What this task involves
Go through the data and copy every line exactly, but not the images.

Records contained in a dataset
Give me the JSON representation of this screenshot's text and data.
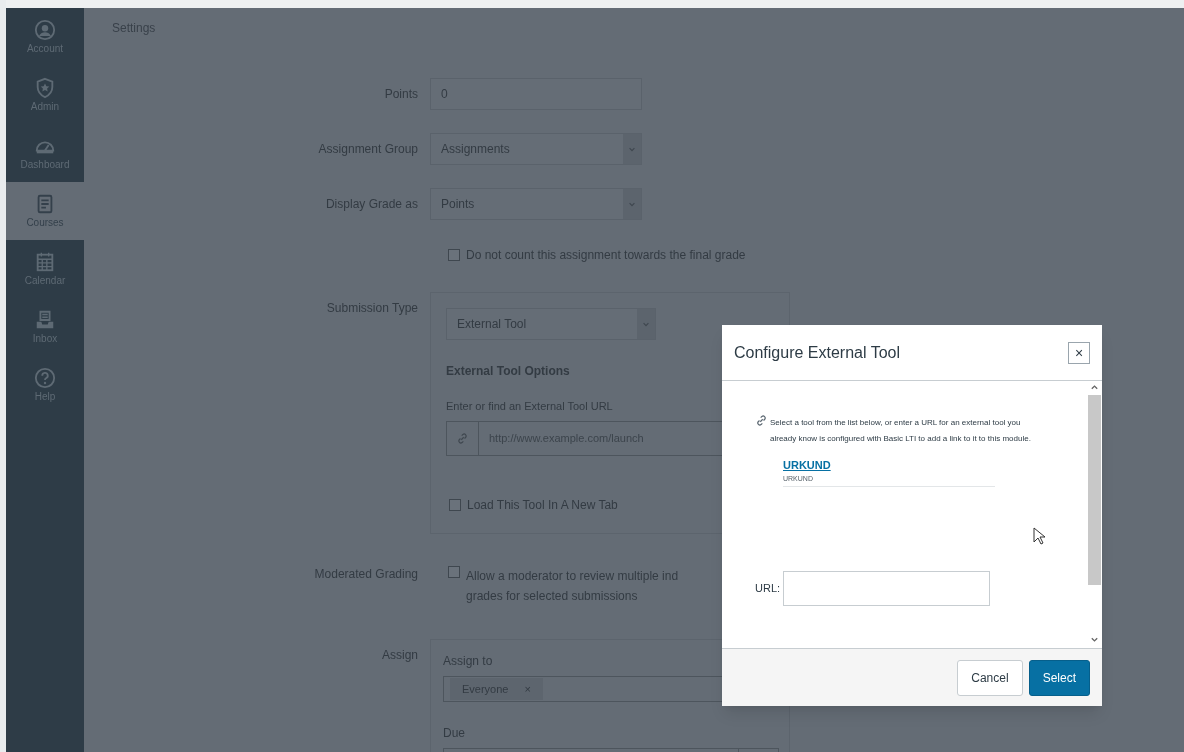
{
  "nav": [
    {
      "label": "Account",
      "selected": false
    },
    {
      "label": "Admin",
      "selected": false
    },
    {
      "label": "Dashboard",
      "selected": false
    },
    {
      "label": "Courses",
      "selected": true
    },
    {
      "label": "Calendar",
      "selected": false
    },
    {
      "label": "Inbox",
      "selected": false
    },
    {
      "label": "Help",
      "selected": false
    }
  ],
  "header": {
    "label": "Settings"
  },
  "form": {
    "points": {
      "label": "Points",
      "value": "0"
    },
    "assignment_group": {
      "label": "Assignment Group",
      "value": "Assignments"
    },
    "display_grade": {
      "label": "Display Grade as",
      "value": "Points"
    },
    "exclude": {
      "label": "Do not count this assignment towards the final grade",
      "checked": false
    },
    "submission_type": {
      "label": "Submission Type",
      "value": "External Tool",
      "options_heading": "External Tool Options",
      "url_prompt": "Enter or find an External Tool URL",
      "url_placeholder": "http://www.example.com/launch",
      "new_tab": {
        "label": "Load This Tool In A New Tab",
        "checked": false
      }
    },
    "moderated_grading": {
      "label": "Moderated Grading",
      "option_lines": [
        "Allow a moderator to review multiple ind",
        "grades for selected submissions"
      ],
      "checked": false
    },
    "assign": {
      "label": "Assign",
      "assign_to_label": "Assign to",
      "assignees": [
        {
          "label": "Everyone",
          "remove": "×"
        }
      ],
      "due_label": "Due"
    }
  },
  "dialog": {
    "title": "Configure External Tool",
    "close": "×",
    "description": "Select a tool from the list below, or enter a URL for an external tool you already know is configured with Basic LTI to add a link to it to this module.",
    "tools": [
      {
        "name": "URKUND",
        "description": "URKUND"
      }
    ],
    "url_label": "URL:",
    "buttons": [
      {
        "label": "Cancel",
        "kind": "secondary"
      },
      {
        "label": "Select",
        "kind": "primary"
      }
    ]
  }
}
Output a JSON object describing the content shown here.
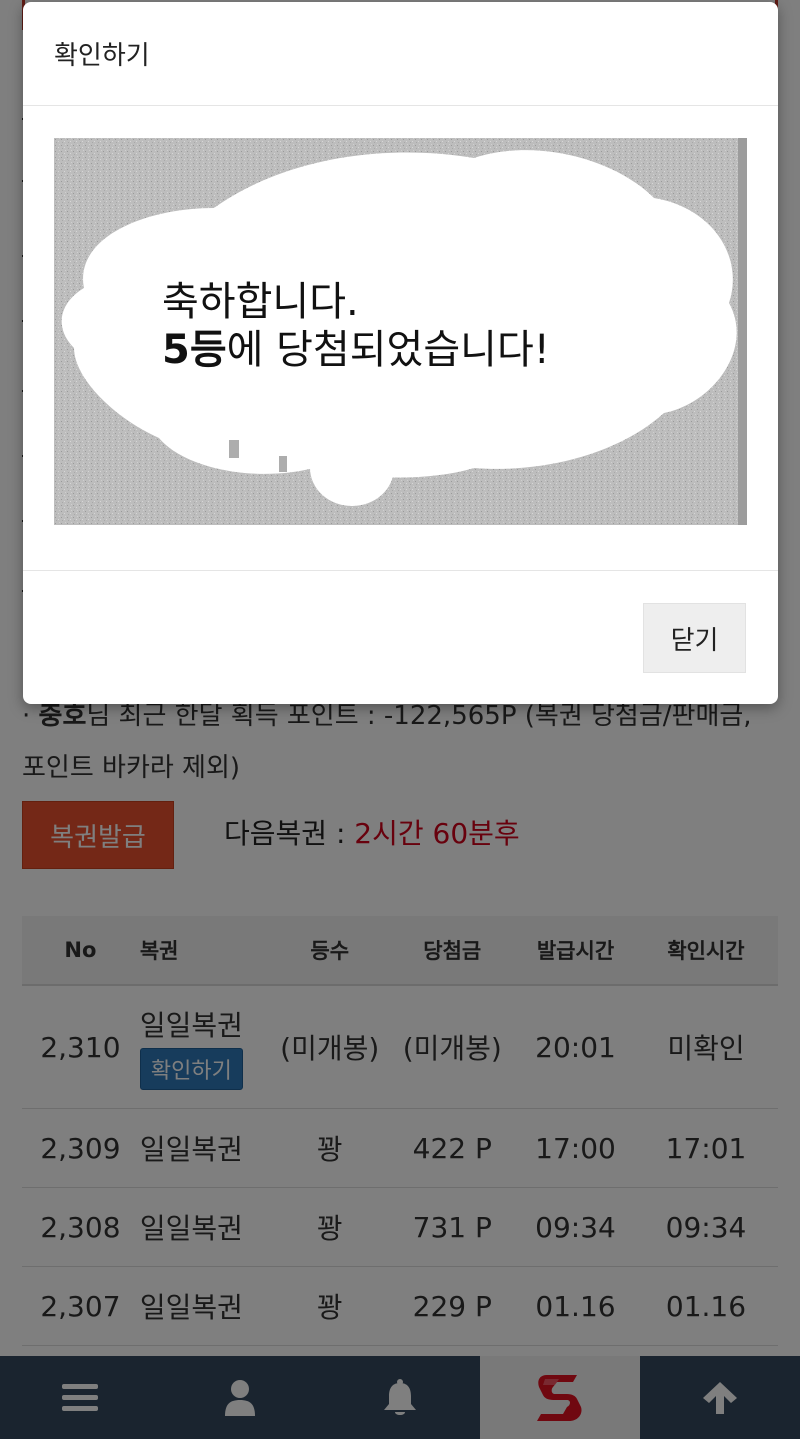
{
  "modal": {
    "title": "확인하기",
    "message_line1": "축하합니다.",
    "message_rank": "5등",
    "message_line2_rest": "에 당첨되었습니다!",
    "close_label": "닫기"
  },
  "info": {
    "user_name": "충호",
    "text": "님 최근 한달 획득 포인트 : -122,565P (복권 당첨금/판매금, 포인트 바카라 제외)"
  },
  "issue_button": {
    "label": "복권발급"
  },
  "next_lotto": {
    "label": "다음복권 : ",
    "value": "2시간 60분후"
  },
  "table": {
    "headers": [
      "No",
      "복권",
      "등수",
      "당첨금",
      "발급시간",
      "확인시간"
    ],
    "rows": [
      {
        "no": "2,310",
        "name": "일일복권",
        "action": "확인하기",
        "rank": "(미개봉)",
        "prize": "(미개봉)",
        "issued": "20:01",
        "checked": "미확인"
      },
      {
        "no": "2,309",
        "name": "일일복권",
        "rank": "꽝",
        "prize": "422 P",
        "issued": "17:00",
        "checked": "17:01"
      },
      {
        "no": "2,308",
        "name": "일일복권",
        "rank": "꽝",
        "prize": "731 P",
        "issued": "09:34",
        "checked": "09:34"
      },
      {
        "no": "2,307",
        "name": "일일복권",
        "rank": "꽝",
        "prize": "229 P",
        "issued": "01.16",
        "checked": "01.16"
      }
    ]
  },
  "bottom_nav": [
    {
      "icon": "menu-icon"
    },
    {
      "icon": "user-icon"
    },
    {
      "icon": "bell-icon"
    },
    {
      "icon": "brand-s-logo-icon",
      "active": true
    },
    {
      "icon": "arrow-up-icon"
    }
  ],
  "colors": {
    "accent_red": "#e8502e",
    "next_value": "#d0021b",
    "chip_blue": "#2f78b8",
    "unconfirmed": "#e0a000",
    "nav_bg": "#34495e"
  }
}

Response to the exercise
Give me the JSON representation of this screenshot's text and data.
{
  "nav": [
    {
      "label": "Account",
      "selected": false
    },
    {
      "label": "Admin",
      "selected": false
    },
    {
      "label": "Dashboard",
      "selected": false
    },
    {
      "label": "Courses",
      "selected": true
    },
    {
      "label": "Calendar",
      "selected": false
    },
    {
      "label": "Inbox",
      "selected": false
    },
    {
      "label": "Help",
      "selected": false
    }
  ],
  "header": {
    "label": "Settings"
  },
  "form": {
    "points": {
      "label": "Points",
      "value": "0"
    },
    "assignment_group": {
      "label": "Assignment Group",
      "value": "Assignments"
    },
    "display_grade": {
      "label": "Display Grade as",
      "value": "Points"
    },
    "exclude": {
      "label": "Do not count this assignment towards the final grade",
      "checked": false
    },
    "submission_type": {
      "label": "Submission Type",
      "value": "External Tool",
      "options_heading": "External Tool Options",
      "url_prompt": "Enter or find an External Tool URL",
      "url_placeholder": "http://www.example.com/launch",
      "new_tab": {
        "label": "Load This Tool In A New Tab",
        "checked": false
      }
    },
    "moderated_grading": {
      "label": "Moderated Grading",
      "option_lines": [
        "Allow a moderator to review multiple ind",
        "grades for selected submissions"
      ],
      "checked": false
    },
    "assign": {
      "label": "Assign",
      "assign_to_label": "Assign to",
      "assignees": [
        {
          "label": "Everyone",
          "remove": "×"
        }
      ],
      "due_label": "Due"
    }
  },
  "dialog": {
    "title": "Configure External Tool",
    "close": "×",
    "description": "Select a tool from the list below, or enter a URL for an external tool you already know is configured with Basic LTI to add a link to it to this module.",
    "tools": [
      {
        "name": "URKUND",
        "description": "URKUND"
      }
    ],
    "url_label": "URL:",
    "buttons": [
      {
        "label": "Cancel",
        "kind": "secondary"
      },
      {
        "label": "Select",
        "kind": "primary"
      }
    ]
  }
}
Output a JSON object describing the content shown here.
{
  "modal": {
    "title": "확인하기",
    "message_line1": "축하합니다.",
    "message_rank": "5등",
    "message_line2_rest": "에 당첨되었습니다!",
    "close_label": "닫기"
  },
  "info": {
    "user_name": "충호",
    "text": "님 최근 한달 획득 포인트 : -122,565P (복권 당첨금/판매금, 포인트 바카라 제외)"
  },
  "issue_button": {
    "label": "복권발급"
  },
  "next_lotto": {
    "label": "다음복권 : ",
    "value": "2시간 60분후"
  },
  "table": {
    "headers": [
      "No",
      "복권",
      "등수",
      "당첨금",
      "발급시간",
      "확인시간"
    ],
    "rows": [
      {
        "no": "2,310",
        "name": "일일복권",
        "action": "확인하기",
        "rank": "(미개봉)",
        "prize": "(미개봉)",
        "issued": "20:01",
        "checked": "미확인"
      },
      {
        "no": "2,309",
        "name": "일일복권",
        "rank": "꽝",
        "prize": "422 P",
        "issued": "17:00",
        "checked": "17:01"
      },
      {
        "no": "2,308",
        "name": "일일복권",
        "rank": "꽝",
        "prize": "731 P",
        "issued": "09:34",
        "checked": "09:34"
      },
      {
        "no": "2,307",
        "name": "일일복권",
        "rank": "꽝",
        "prize": "229 P",
        "issued": "01.16",
        "checked": "01.16"
      }
    ]
  },
  "bottom_nav": [
    {
      "icon": "menu-icon"
    },
    {
      "icon": "user-icon"
    },
    {
      "icon": "bell-icon"
    },
    {
      "icon": "brand-s-logo-icon",
      "active": true
    },
    {
      "icon": "arrow-up-icon"
    }
  ],
  "colors": {
    "accent_red": "#e8502e",
    "next_value": "#d0021b",
    "chip_blue": "#2f78b8",
    "unconfirmed": "#e0a000",
    "nav_bg": "#34495e"
  }
}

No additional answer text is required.